-- TEXTO PARA LEER --

Un viernes de 2011, el matemático Sebastián Ceria y el arquitecto Rafael Viñoly mantuvieron una audiencia con la presidenta Cristina Fernández acompañados por el ministro de Ciencia, Tecnología e Innovación Productiva, Lino Barañao, y el entonces decano de la Facultad de Ciencias Exactas de la UBA, Jorge Aliaga, para proponerle la construcción de un nuevo pabellón en la Ciudad Universitaria que albergaría los departamentos de Computación y Ciencias de la Atmósfera, y el Instituto de Cálculo.
Viñoly dirige una conocida compañía de arquitectos que lleva su nombre (con filiales en Londres, Los Angeles, Abu Dhabi, Dubai y Bahrein) y es el creador de algunos de los edificios más notables del mundo, como el Foro Internacional de Tokio, entre muchos otros. En ese momento se comprometió a donar el diseño (calculado en un 4% del valor de la obra, que costaría unos 30 millones de dólares). Y Ceria, fundador de la empresa de software Axioma, es reconocido como una autoridad en el campo de la "optimización" [la rama de la matemática que intenta dar respuesta a problemas en los que se desea elegir el mejor entre un conjunto de elementos], donaría los costos netos del proyecto, equivalente a unos 150.000 dólares.
Los exitosos caminos profesionales de Viñoly y Ceria, que en ese momento residían en Nueva York, fueron diferentes, pero tenían algo en común: ambos se habían graduado en la Universidad de Buenos Aires y sentían que tenían una deuda con el país.
Hoy, ese edificio (listo, pero aún no habitado) no solo brilla al lado del algo vetusto Pabellón I, sino que acaba de ser incluido en el reducido grupo de finalistas del Festival Mundial de Arquitectura (WAF, según sus siglas en inglés), en la categoría “Edificios finalizados de educación superior e investigación”. El proyecto se presentará en vivo a un jurado durante el festival que este año se realizará en Lisboa entre el 1 y el 3 de diciembre próximos.

-- DATOS PROPORCIONADOS --
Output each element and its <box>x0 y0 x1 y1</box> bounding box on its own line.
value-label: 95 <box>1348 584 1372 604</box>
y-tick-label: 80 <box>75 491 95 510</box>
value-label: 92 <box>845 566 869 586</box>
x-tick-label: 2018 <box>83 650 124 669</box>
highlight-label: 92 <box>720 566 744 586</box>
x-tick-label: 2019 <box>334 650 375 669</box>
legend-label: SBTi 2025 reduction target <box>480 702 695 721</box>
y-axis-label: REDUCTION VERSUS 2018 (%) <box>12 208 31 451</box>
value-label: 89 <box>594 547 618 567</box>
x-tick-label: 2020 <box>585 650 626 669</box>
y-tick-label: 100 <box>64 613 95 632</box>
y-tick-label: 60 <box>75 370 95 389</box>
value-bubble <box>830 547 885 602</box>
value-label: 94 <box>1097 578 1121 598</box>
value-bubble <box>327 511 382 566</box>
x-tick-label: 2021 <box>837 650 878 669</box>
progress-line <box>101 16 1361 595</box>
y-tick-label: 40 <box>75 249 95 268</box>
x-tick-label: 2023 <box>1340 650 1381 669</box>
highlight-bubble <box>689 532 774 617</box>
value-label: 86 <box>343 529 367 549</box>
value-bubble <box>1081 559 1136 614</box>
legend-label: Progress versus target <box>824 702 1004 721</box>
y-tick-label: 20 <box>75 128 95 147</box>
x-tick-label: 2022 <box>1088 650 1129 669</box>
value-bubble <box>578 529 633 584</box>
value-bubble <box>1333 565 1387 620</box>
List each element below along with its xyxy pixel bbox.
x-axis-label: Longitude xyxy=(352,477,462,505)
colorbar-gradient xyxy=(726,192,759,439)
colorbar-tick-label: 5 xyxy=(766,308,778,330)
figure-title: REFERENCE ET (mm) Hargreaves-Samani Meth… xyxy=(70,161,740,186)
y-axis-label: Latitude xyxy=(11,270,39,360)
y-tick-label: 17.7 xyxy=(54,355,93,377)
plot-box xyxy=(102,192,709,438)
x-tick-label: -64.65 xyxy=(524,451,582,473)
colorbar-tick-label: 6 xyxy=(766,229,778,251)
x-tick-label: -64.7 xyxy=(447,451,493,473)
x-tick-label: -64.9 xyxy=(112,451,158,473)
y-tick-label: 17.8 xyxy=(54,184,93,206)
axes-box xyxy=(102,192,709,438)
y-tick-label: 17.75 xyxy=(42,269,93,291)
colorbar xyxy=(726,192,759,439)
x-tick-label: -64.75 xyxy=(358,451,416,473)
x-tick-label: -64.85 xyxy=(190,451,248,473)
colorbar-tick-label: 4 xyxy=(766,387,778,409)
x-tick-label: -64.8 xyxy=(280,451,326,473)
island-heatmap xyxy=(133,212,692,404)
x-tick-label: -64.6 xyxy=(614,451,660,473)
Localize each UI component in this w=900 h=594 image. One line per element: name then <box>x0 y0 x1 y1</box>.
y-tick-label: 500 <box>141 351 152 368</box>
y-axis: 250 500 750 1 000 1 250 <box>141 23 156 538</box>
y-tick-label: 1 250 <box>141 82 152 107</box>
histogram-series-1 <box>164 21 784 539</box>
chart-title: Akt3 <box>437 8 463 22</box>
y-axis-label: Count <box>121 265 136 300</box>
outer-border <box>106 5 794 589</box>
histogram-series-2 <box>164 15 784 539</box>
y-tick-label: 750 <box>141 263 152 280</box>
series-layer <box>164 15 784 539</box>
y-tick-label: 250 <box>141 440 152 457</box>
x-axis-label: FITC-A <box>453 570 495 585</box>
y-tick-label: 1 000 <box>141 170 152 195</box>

-- EJERCICIO PROPUESTO 1 --
Según el texto sobre el nuevo pabellón de la Ciudad Universitaria, ¿en qué ciudad se hará este año el Festival Mundial de Arquitectura?
-- EJERCICIO PROPUESTO 2 --
Reescribe como lista numerada las líneas de los registros desde el principio hasta la línea que contiene "x-tick-label: 2018 <box>83 650 124 669</box>", ambas incluidas, y deja fuera las líneas en blanco.

-- RESPUESTA 1 --
En Lisboa.

-- RESPUESTA 2 --
1. Output each element and its <box>x0 y0 x1 y1</box> bounding box on its own line.
2. value-label: 95 <box>1348 584 1372 604</box>
3. y-tick-label: 80 <box>75 491 95 510</box>
4. value-label: 92 <box>845 566 869 586</box>
5. x-tick-label: 2018 <box>83 650 124 669</box>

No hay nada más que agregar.